- [EXERCISE TASK]
In the entries below, find the lines that contain the word "Fashioned" and copy them.

- [Stored records]
********
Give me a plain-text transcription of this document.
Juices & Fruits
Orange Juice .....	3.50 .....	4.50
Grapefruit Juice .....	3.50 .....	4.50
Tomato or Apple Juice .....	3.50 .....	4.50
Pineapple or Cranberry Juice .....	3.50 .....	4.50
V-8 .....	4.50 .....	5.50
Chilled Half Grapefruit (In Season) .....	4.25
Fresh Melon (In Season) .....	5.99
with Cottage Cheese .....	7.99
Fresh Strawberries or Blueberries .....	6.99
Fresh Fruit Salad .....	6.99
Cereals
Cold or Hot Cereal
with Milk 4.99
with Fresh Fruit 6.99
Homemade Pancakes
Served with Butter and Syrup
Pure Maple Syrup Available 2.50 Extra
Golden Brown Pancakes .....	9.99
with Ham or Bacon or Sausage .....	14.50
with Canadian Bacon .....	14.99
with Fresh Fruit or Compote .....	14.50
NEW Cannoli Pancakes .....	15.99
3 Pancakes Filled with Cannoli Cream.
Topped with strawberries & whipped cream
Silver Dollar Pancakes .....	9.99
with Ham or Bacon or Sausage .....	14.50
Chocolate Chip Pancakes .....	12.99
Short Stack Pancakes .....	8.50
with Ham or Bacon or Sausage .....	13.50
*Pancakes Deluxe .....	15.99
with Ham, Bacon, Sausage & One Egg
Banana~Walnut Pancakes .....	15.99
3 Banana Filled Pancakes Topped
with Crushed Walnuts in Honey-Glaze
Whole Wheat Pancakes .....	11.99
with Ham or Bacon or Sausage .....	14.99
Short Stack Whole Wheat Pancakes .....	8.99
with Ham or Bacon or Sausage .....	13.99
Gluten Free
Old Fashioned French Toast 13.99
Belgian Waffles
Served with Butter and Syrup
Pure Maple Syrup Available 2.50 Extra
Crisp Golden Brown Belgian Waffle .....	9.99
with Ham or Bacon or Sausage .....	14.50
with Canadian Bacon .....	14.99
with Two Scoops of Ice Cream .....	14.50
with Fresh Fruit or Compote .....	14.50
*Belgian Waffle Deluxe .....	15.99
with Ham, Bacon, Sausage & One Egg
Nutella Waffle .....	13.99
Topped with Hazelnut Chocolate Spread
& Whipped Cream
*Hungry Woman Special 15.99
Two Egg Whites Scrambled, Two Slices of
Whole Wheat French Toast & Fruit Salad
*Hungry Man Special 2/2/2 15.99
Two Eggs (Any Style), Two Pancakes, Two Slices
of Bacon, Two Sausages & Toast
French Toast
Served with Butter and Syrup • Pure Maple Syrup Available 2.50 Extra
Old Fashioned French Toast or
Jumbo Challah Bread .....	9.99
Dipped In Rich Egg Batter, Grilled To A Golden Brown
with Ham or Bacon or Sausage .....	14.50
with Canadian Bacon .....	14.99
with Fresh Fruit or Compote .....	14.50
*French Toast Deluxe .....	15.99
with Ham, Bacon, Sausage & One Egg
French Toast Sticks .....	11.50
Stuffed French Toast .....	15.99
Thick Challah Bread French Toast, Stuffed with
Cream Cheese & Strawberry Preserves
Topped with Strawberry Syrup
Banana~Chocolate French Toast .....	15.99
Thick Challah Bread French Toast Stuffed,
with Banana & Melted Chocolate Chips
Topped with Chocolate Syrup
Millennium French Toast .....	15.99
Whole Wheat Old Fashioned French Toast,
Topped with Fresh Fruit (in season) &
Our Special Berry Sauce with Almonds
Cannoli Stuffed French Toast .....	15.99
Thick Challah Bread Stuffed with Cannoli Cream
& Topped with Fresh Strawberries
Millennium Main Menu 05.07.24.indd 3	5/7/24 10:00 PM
********
- [RESULT OF THE TASK]
Old Fashioned French Toast 13.99
Old Fashioned French Toast or
Whole Wheat Old Fashioned French Toast,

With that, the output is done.